| SOURCE TEXT |
::::::::

# ISO: Baby Redfoot Tortoise (Michigan)



## crabby-J (Jan 11, 2015)

Hello! I decided I want another redfoot baby as a companion to my 3-4 inch current baby. I would be interested in a baby that is under 4-5 inches (around the same size as my current baby) I would be open to have it shipped and do not want to pay any more then $120 total for tort and shipping if possible! Would like one from a breeder that is CB and healthy!! Please contact me if you have baby RF's and can ship once the weather warms up, I can pay via paypal or CC or cash locally! Thanks!


----------



## kathyth (Jan 11, 2015)

We have some fantastic breeders in this forum, under the for sale section.
You could have trouble with the $120. Including shipping.
Good luck!!
Redfoots rule!


----------



## crabby-J (Jan 11, 2015)

I looked in the for sale section but am having a hard time finding a breeder, I see some reds that are older or from people that won't ship. Can you suggest a few redfoot breeders? I will pay more but I got my redfoot plus shipped for $140 total so I don't want to spend any more then that. Let me know thanks!


----------



## kathyth (Jan 11, 2015)

Did you see the for sale on page 2, from a " jwang" ? This person had young Redfoots for 80 plus shipping. That's as cheap as I've ever seen them.
They posted early Dec, but could still have some.

::::::::

| RECORD EXCERPTS |

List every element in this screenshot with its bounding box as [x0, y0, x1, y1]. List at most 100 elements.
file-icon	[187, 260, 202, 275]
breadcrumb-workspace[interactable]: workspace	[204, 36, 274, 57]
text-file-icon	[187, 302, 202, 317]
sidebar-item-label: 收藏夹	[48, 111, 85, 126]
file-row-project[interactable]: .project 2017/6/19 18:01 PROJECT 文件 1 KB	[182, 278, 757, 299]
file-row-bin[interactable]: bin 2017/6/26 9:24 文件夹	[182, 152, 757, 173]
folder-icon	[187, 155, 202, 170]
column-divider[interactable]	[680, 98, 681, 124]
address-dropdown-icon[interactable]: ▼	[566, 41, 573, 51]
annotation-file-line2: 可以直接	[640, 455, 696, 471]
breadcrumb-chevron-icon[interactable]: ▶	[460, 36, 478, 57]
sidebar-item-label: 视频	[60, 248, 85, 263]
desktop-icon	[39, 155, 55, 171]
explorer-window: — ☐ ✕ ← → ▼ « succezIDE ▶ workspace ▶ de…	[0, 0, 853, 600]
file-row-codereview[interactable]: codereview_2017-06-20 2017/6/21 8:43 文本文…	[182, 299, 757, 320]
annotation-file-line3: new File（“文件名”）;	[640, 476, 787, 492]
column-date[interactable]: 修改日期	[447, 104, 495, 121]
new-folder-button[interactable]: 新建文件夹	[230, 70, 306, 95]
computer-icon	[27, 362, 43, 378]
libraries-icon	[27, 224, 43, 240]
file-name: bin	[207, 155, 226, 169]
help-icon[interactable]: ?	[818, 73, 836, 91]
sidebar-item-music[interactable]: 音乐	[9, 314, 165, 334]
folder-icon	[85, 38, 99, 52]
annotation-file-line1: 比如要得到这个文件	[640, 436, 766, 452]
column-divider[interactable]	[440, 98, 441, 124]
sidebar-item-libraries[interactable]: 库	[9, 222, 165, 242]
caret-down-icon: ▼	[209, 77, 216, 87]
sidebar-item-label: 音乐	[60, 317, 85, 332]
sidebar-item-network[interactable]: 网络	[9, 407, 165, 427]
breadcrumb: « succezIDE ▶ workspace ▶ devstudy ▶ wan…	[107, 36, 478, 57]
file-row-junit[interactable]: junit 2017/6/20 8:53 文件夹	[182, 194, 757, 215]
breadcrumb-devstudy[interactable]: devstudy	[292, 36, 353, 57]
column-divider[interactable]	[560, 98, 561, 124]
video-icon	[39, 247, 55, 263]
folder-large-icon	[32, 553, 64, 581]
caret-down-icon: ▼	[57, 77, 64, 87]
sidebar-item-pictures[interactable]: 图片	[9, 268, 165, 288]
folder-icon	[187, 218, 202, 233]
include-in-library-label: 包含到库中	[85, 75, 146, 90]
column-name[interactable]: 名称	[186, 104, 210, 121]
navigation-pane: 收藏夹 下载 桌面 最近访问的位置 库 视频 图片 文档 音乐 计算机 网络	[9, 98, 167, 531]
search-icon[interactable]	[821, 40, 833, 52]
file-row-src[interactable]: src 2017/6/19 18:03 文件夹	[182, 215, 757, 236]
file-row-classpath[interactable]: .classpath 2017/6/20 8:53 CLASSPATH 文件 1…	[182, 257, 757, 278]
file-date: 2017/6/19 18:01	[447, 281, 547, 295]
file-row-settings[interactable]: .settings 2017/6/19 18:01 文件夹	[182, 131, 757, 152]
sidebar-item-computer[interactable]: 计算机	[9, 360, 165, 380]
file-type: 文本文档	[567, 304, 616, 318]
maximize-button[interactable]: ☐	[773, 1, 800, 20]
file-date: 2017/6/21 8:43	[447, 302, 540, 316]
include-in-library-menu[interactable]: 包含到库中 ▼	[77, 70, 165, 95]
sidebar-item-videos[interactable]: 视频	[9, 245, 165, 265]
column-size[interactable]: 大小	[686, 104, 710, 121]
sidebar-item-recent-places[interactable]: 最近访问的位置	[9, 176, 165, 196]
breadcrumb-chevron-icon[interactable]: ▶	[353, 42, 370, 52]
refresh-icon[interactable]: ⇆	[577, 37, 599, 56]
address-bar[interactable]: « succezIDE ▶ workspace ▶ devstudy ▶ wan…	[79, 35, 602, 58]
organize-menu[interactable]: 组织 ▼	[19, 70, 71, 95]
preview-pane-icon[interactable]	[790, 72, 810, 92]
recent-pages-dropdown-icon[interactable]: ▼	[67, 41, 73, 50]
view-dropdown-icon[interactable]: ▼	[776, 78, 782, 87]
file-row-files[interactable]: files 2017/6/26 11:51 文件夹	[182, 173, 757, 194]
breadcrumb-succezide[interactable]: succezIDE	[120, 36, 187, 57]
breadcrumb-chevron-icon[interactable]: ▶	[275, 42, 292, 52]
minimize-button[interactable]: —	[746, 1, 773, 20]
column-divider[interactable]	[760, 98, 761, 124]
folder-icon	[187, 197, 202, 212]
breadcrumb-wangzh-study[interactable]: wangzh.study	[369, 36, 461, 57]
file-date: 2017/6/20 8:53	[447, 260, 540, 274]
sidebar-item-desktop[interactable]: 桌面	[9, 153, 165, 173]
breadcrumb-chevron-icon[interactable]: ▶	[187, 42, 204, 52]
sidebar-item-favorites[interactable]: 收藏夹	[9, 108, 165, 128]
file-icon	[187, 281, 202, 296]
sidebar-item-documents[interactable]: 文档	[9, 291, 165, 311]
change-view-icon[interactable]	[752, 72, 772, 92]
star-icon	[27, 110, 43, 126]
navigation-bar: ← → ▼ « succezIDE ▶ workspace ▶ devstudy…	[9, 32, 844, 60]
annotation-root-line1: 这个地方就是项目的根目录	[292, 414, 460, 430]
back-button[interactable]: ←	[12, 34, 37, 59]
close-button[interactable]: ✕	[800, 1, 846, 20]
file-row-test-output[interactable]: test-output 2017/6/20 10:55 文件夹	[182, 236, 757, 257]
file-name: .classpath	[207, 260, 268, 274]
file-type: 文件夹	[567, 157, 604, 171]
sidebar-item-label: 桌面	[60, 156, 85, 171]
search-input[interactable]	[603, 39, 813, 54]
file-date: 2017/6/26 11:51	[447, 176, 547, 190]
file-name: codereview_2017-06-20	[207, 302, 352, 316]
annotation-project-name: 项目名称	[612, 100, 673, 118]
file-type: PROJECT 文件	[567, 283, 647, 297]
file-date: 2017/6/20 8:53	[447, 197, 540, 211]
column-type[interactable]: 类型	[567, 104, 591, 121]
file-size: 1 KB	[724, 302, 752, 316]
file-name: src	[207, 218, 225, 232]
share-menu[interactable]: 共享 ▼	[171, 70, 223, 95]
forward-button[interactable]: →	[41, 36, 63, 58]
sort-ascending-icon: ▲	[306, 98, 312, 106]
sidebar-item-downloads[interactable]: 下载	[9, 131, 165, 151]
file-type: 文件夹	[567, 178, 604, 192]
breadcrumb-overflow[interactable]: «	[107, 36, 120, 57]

::::::::

| GOALS |
1 > In the redfoot tortoise thread, what price did the seller "jwang" ask for young Redfoots?
2 > According to the redfoot tortoise thread, why does crabby-J set $140 as the spending limit, even while agreeing to pay more than $120?
3 > Continue the redfoot tortoise thread after its last post.
The listing has no role in this work.

| ANSWERS TO EACH TASK |
1 > $80 plus shipping.

2 > crabby-J's current redfoot was bought and shipped for $140 total, so crabby-J doesn't want to spend more than that on the second one.

3 >
----------



## stojanovski92113 (Jan 11, 2015)

kathyth said:


> We have some fantastic breeders in this forum, under the for sale section.
> You could have trouble with the $120. Including shipping.
> Good luck!!
> Redfoots rule!


Redfoots certainly RULE


----------



## naturalman91 (Jan 11, 2015)

if you step up even 15 dollars i got my red for 135 shipped to my door


----------



## N2TORTS (Jan 13, 2015)

pricing should never be a concern for a life long friend !


----------



## crabby-J (Jan 17, 2015)

stojanovski92113 said:


> Redfoots certainly RULE





N2TORTS said:


> pricing should never be a concern for a life long friend !



Oh I agree! haha! I'm just thinking about your adorable cherry heads!


----------



## crabby-J (Jan 18, 2015)

Is there an area where breeders are listed??


----------



## N2TORTS (Jan 18, 2015)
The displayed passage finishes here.